## Begin WORKING DATA

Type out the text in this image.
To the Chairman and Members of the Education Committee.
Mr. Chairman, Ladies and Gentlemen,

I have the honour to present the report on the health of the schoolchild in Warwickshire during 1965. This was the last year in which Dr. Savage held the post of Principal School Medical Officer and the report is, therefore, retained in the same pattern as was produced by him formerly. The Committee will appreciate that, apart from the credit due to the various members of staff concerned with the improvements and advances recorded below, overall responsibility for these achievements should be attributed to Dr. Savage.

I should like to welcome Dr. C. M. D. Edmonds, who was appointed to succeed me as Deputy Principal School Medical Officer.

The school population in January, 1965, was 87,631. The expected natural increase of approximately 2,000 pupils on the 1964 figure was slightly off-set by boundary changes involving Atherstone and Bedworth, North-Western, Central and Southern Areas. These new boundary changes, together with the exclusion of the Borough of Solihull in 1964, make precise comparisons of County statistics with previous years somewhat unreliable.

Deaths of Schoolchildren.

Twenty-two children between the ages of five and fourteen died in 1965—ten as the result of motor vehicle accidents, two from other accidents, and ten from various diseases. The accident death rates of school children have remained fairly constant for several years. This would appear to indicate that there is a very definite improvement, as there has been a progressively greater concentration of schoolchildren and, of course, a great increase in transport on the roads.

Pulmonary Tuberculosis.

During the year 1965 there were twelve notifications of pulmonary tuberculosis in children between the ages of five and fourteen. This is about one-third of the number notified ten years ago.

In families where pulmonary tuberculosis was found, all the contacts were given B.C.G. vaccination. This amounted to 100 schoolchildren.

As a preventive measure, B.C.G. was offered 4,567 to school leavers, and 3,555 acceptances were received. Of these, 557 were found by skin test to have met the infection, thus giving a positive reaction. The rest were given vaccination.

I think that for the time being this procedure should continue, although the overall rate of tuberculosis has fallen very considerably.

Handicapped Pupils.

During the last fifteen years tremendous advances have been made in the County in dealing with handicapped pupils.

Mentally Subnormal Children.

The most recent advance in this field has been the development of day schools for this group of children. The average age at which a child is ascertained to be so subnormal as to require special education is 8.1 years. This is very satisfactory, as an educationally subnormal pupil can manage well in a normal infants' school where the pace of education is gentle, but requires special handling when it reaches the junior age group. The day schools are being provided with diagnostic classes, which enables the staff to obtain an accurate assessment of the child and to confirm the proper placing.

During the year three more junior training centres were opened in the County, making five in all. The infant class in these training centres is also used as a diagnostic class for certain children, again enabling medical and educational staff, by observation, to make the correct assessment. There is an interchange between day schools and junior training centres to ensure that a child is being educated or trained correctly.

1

## End WORKING DATA
## Begin WORKING DATA

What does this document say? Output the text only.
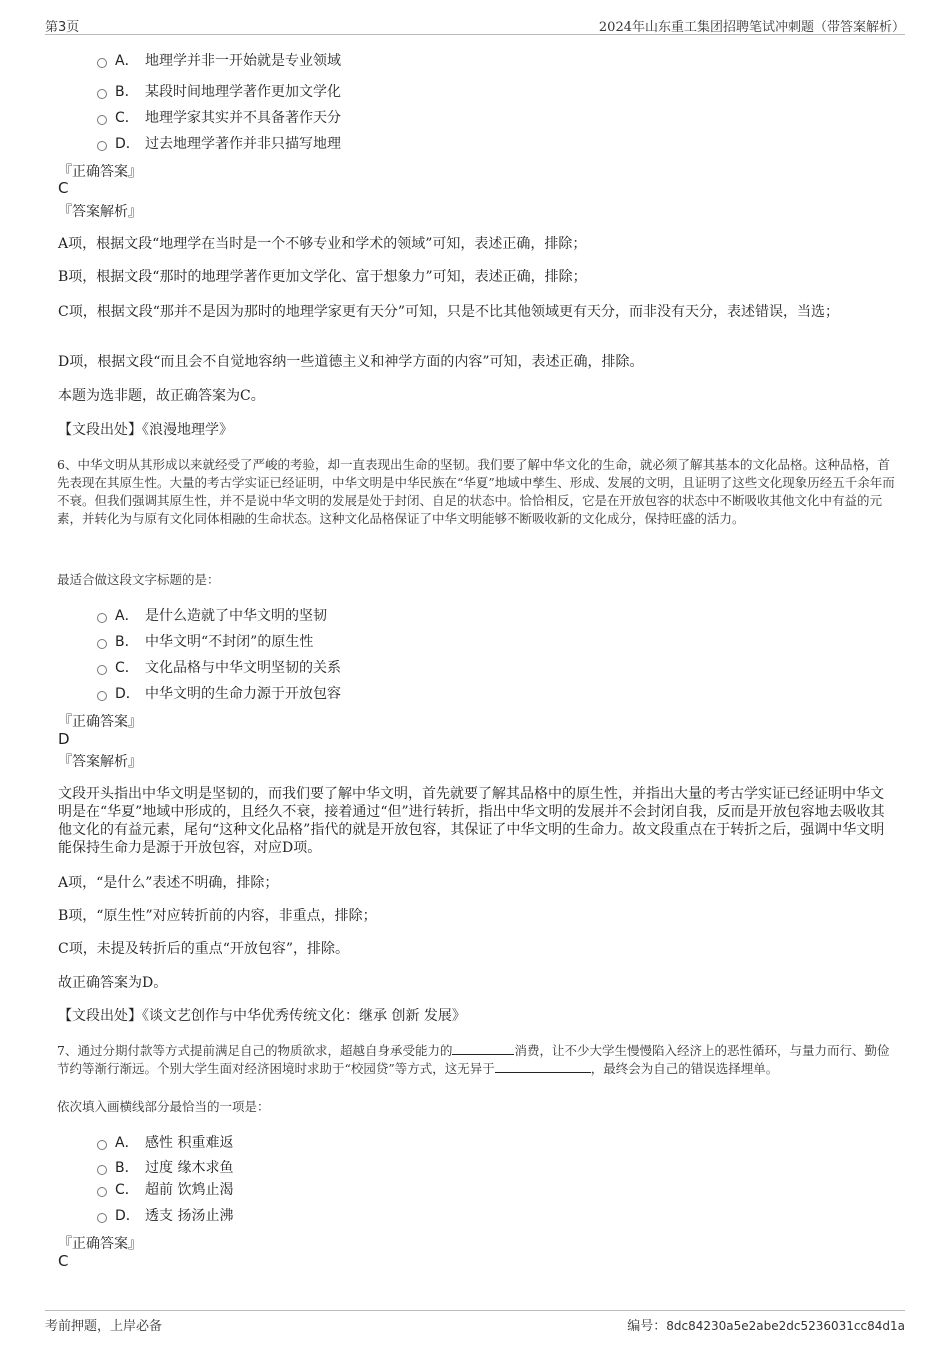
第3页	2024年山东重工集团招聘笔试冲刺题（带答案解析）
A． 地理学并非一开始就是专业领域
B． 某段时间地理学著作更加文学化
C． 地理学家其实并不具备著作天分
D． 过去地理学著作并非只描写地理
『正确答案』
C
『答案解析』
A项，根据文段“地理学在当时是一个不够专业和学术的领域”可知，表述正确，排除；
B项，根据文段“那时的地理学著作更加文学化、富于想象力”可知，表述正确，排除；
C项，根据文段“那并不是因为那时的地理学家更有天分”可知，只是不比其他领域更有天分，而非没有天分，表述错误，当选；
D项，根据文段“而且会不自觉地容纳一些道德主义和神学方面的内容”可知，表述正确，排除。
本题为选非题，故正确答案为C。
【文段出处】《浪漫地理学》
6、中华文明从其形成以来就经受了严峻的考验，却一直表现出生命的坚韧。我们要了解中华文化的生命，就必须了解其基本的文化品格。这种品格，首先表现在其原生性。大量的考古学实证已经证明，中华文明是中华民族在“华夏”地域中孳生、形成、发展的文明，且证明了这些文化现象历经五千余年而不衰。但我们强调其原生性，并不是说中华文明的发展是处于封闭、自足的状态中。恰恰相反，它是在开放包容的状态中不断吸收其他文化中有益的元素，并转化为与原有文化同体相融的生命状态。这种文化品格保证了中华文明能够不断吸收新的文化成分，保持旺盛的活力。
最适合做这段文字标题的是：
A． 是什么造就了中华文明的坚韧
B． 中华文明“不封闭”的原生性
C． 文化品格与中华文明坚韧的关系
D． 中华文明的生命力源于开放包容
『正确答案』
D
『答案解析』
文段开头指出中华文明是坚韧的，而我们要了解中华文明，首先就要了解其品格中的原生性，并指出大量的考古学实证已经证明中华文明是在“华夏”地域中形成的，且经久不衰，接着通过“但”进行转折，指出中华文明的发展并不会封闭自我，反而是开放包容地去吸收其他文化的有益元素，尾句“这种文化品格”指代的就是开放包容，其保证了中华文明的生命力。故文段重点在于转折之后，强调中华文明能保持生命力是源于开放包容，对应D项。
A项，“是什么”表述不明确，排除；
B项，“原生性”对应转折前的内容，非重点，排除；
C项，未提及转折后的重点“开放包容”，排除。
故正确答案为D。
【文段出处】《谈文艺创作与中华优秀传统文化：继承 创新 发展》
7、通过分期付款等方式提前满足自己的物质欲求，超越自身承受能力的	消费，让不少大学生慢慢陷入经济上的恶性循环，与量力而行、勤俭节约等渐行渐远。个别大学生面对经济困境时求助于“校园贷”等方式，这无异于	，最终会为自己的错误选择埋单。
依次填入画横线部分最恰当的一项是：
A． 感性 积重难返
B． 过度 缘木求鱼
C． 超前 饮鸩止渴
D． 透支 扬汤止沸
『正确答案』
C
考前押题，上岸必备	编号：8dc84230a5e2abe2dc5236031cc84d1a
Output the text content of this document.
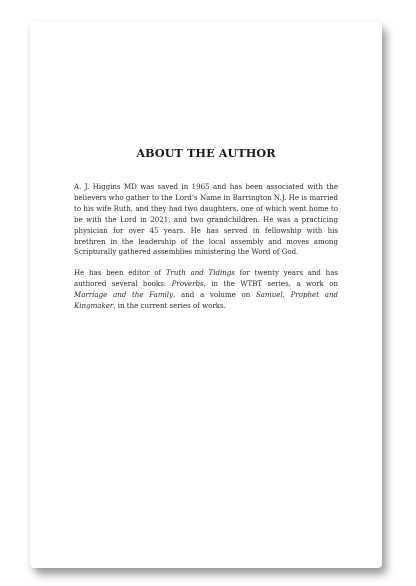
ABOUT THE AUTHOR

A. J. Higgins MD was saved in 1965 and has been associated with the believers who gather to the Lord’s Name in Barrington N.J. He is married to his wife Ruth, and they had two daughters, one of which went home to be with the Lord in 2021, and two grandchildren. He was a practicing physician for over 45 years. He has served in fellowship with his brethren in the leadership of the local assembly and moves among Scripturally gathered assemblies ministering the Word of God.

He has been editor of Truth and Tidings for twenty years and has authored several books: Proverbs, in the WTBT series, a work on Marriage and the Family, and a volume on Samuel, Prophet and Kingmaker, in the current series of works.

## End WORKING DATA

### PROBLEM DESCRIPTION
Report how many lines of the records above contain the word "were", giving only the number.

### ANSWER TO THE TASK
4